[BEGIN Data to use]

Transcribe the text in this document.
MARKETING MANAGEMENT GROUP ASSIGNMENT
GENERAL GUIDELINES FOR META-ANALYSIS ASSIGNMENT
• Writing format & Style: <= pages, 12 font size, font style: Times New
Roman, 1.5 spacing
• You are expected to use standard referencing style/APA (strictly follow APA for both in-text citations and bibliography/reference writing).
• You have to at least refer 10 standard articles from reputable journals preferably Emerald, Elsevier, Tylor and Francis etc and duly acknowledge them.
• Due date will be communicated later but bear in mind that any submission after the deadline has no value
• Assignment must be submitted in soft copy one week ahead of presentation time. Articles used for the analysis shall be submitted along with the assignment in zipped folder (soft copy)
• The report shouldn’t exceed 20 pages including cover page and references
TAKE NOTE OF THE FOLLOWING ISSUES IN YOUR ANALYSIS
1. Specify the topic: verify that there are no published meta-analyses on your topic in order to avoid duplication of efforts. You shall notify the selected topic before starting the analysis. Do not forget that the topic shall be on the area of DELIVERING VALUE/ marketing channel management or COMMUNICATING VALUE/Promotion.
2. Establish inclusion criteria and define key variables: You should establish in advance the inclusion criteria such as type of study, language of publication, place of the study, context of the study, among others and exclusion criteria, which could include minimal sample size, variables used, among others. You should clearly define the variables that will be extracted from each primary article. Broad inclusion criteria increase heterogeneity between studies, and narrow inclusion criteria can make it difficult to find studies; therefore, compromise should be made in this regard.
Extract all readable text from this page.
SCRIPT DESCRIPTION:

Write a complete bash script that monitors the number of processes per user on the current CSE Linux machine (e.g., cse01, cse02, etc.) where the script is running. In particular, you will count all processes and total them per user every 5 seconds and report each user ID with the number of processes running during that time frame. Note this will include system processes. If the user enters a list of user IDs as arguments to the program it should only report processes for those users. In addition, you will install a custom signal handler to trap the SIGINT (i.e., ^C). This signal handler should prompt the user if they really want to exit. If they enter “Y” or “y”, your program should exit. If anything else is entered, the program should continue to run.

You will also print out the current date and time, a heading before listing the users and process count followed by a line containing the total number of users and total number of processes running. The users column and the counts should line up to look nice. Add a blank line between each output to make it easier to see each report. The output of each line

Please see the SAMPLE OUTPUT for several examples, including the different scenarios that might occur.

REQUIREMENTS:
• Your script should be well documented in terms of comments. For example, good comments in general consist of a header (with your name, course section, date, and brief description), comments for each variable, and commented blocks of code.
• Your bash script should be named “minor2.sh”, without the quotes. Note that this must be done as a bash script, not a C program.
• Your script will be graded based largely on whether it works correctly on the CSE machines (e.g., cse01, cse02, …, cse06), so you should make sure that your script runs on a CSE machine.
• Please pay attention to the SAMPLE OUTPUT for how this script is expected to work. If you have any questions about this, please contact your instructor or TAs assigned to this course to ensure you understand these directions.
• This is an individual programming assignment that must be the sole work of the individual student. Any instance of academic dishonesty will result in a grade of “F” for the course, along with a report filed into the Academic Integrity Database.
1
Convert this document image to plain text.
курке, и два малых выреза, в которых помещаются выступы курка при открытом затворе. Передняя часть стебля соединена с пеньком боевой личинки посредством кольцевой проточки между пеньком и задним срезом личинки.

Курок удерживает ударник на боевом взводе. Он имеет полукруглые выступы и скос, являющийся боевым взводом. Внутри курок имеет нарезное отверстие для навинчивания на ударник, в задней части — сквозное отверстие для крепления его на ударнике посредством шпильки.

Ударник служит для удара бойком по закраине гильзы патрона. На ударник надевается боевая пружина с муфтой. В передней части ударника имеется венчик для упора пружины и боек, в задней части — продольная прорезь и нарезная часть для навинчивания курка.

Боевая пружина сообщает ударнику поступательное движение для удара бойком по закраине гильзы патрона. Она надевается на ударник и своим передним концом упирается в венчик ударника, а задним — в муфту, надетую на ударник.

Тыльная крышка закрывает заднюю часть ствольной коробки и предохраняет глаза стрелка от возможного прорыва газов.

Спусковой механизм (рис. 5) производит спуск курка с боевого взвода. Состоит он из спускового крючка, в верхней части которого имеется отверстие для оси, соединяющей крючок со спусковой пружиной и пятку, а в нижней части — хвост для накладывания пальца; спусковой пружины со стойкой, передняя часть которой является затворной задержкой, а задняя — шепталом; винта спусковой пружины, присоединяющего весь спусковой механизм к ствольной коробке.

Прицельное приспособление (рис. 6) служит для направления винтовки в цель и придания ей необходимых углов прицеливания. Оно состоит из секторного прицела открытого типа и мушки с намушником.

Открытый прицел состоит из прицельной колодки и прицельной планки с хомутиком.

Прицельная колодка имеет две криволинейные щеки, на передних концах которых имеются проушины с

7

[END Data to use]

## Set task
Count every line above that holds the word "венчик", and state the number and nothing more.

## Answer to the exercise
2